Start of Entries shown

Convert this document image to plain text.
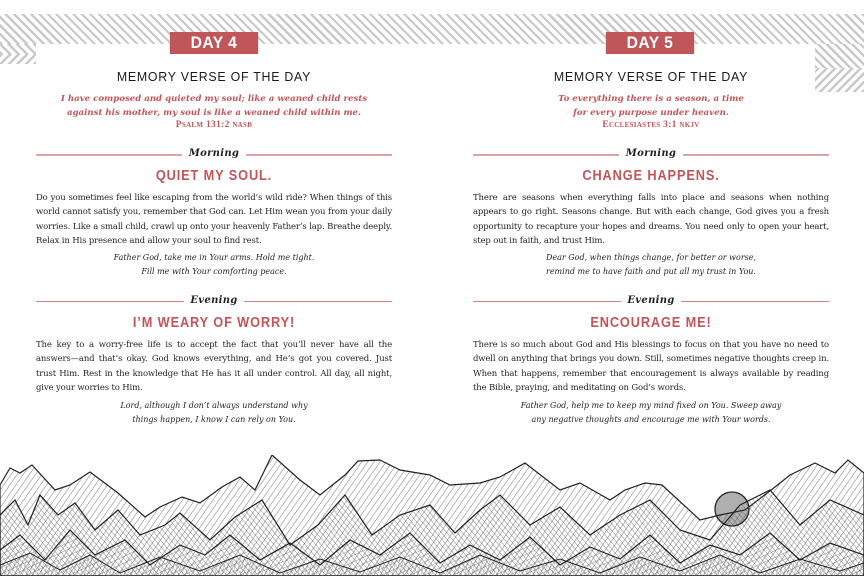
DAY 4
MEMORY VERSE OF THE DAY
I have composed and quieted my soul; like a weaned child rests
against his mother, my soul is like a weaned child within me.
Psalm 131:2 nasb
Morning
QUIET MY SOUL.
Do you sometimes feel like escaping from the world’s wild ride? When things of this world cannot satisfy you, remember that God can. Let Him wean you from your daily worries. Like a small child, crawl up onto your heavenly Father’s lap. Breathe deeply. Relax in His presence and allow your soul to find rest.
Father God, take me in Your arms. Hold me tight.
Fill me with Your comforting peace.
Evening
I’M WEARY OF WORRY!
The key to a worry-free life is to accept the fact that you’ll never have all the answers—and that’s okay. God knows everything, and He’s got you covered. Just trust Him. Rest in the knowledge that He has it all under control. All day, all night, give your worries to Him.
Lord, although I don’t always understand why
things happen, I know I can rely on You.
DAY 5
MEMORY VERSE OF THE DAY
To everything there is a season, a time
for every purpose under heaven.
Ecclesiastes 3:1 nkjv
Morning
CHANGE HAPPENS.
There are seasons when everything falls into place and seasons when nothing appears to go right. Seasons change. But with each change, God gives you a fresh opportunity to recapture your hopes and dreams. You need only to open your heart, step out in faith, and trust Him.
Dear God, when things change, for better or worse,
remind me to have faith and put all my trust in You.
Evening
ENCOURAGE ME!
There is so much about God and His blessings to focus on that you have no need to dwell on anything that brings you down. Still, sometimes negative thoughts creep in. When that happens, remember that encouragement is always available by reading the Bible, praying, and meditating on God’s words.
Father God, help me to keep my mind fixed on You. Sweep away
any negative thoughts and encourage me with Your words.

End of Entries shown

Where does the word "negative" appear in the listing? List each line that holds it.

There is so much about God and His blessings to focus on that you have no need to dwell on anything that brings you down. Still, sometimes negative thoughts creep in. When that happens, remember that encouragement is always available by reading the Bible, praying, and meditating on God’s words.
any negative thoughts and encourage me with Your words.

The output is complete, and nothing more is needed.